§ DIRECTIONS FOR THIS TASK: In the entries that follow, identify the line containing "Type out the text in this image." and return it together with all later lines, exactly as they appear.

── LISTED RECORDS ──

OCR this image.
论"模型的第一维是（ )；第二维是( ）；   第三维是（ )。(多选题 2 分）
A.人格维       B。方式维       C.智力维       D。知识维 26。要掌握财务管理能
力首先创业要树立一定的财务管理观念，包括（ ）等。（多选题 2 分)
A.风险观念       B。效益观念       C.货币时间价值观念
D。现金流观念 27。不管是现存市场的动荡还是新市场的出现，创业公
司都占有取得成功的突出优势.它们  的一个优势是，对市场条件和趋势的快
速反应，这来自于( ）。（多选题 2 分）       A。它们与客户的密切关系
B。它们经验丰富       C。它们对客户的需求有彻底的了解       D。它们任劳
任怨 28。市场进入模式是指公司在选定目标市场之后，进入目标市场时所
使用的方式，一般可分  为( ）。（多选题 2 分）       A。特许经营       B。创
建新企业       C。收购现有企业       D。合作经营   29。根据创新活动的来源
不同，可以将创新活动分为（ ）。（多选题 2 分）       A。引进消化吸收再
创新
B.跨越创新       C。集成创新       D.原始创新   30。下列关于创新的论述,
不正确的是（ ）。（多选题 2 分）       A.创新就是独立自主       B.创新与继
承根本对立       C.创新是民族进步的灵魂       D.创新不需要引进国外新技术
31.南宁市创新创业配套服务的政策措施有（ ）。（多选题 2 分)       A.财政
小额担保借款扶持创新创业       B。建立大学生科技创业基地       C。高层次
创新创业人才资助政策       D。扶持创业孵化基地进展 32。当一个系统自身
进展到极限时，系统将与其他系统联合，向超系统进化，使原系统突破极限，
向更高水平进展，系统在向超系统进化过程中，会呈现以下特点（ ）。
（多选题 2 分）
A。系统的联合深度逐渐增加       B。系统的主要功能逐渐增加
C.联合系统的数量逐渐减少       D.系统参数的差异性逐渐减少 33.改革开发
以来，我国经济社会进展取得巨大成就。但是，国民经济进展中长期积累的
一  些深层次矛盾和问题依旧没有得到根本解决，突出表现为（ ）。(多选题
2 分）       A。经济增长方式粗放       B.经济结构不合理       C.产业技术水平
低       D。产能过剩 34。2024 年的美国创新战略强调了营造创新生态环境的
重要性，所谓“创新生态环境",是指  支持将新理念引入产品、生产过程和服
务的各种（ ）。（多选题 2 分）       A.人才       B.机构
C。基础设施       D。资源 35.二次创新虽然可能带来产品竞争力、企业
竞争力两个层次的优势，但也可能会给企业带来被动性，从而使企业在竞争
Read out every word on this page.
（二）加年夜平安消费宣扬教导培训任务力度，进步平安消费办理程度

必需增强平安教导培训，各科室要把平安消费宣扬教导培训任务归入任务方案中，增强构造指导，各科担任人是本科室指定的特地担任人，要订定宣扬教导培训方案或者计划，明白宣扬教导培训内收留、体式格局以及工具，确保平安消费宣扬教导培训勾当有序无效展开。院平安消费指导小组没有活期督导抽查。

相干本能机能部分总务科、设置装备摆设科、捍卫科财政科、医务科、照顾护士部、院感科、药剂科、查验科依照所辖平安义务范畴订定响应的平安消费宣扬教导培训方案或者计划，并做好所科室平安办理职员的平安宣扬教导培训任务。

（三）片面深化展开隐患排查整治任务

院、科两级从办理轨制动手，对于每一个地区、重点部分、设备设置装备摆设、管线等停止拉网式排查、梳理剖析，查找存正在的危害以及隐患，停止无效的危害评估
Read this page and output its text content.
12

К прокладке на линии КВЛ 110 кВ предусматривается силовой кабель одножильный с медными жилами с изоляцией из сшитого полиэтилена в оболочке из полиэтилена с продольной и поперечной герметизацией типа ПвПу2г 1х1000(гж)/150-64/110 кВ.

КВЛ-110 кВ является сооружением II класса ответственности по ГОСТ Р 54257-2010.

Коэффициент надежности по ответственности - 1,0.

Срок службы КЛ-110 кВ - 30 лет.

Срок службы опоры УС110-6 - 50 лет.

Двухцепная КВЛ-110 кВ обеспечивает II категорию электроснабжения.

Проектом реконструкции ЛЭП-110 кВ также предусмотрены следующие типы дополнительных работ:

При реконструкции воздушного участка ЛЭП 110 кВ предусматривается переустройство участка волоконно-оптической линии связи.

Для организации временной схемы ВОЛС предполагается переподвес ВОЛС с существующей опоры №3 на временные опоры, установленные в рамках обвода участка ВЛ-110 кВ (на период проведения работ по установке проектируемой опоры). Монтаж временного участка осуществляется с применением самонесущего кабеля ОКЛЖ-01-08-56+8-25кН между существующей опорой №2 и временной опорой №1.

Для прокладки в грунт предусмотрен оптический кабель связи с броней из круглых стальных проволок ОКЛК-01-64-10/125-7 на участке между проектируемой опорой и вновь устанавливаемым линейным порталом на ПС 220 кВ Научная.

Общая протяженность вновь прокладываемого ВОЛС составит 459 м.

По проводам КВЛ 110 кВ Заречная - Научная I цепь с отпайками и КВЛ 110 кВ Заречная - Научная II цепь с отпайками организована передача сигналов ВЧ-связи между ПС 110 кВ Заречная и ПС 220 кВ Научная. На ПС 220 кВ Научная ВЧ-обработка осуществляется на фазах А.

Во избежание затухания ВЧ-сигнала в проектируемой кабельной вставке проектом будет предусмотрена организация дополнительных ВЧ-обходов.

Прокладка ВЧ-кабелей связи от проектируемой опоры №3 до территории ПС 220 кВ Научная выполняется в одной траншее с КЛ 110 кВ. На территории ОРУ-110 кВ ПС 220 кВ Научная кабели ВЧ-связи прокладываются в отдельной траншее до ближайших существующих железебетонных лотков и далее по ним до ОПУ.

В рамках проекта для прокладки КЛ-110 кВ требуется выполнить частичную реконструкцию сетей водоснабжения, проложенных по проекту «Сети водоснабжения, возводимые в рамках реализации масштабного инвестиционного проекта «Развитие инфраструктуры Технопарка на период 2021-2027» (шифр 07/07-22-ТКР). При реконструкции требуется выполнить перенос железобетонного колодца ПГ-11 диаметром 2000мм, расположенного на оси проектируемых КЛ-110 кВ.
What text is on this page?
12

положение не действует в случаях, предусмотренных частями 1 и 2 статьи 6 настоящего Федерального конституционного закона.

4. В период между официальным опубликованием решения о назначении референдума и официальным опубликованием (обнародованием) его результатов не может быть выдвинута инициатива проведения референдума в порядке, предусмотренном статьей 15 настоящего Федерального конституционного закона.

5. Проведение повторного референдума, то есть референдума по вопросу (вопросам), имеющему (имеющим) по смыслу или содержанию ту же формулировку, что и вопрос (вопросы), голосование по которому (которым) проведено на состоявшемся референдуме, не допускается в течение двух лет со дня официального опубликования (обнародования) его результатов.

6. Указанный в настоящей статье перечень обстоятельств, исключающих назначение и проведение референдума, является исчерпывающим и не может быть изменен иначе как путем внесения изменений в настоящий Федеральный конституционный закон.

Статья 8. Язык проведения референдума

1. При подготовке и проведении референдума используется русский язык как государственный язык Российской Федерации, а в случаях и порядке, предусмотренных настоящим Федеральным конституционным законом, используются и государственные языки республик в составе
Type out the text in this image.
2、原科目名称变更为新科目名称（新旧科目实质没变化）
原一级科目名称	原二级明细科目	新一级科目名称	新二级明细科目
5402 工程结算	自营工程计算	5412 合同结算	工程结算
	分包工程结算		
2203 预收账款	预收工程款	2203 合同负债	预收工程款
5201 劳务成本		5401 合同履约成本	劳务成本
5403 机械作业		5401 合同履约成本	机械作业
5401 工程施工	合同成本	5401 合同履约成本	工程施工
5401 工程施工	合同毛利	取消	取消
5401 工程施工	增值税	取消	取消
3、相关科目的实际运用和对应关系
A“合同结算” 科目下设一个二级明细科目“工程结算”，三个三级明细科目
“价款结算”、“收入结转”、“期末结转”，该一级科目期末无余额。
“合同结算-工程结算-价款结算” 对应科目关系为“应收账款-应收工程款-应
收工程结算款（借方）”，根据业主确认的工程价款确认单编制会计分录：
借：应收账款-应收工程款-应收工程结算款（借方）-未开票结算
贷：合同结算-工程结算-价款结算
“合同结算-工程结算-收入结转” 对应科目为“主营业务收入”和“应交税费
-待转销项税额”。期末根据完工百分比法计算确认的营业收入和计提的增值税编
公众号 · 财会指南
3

───

§ TASK SOLUTION:
Type out the text in this image.
2、原科目名称变更为新科目名称（新旧科目实质没变化）
原一级科目名称	原二级明细科目	新一级科目名称	新二级明细科目
5402 工程结算	自营工程计算	5412 合同结算	工程结算
	分包工程结算		
2203 预收账款	预收工程款	2203 合同负债	预收工程款
5201 劳务成本		5401 合同履约成本	劳务成本
5403 机械作业		5401 合同履约成本	机械作业
5401 工程施工	合同成本	5401 合同履约成本	工程施工
5401 工程施工	合同毛利	取消	取消
5401 工程施工	增值税	取消	取消
3、相关科目的实际运用和对应关系
A“合同结算” 科目下设一个二级明细科目“工程结算”，三个三级明细科目
“价款结算”、“收入结转”、“期末结转”，该一级科目期末无余额。
“合同结算-工程结算-价款结算” 对应科目关系为“应收账款-应收工程款-应
收工程结算款（借方）”，根据业主确认的工程价款确认单编制会计分录：
借：应收账款-应收工程款-应收工程结算款（借方）-未开票结算
贷：合同结算-工程结算-价款结算
“合同结算-工程结算-收入结转” 对应科目为“主营业务收入”和“应交税费
-待转销项税额”。期末根据完工百分比法计算确认的营业收入和计提的增值税编
公众号 · 财会指南
3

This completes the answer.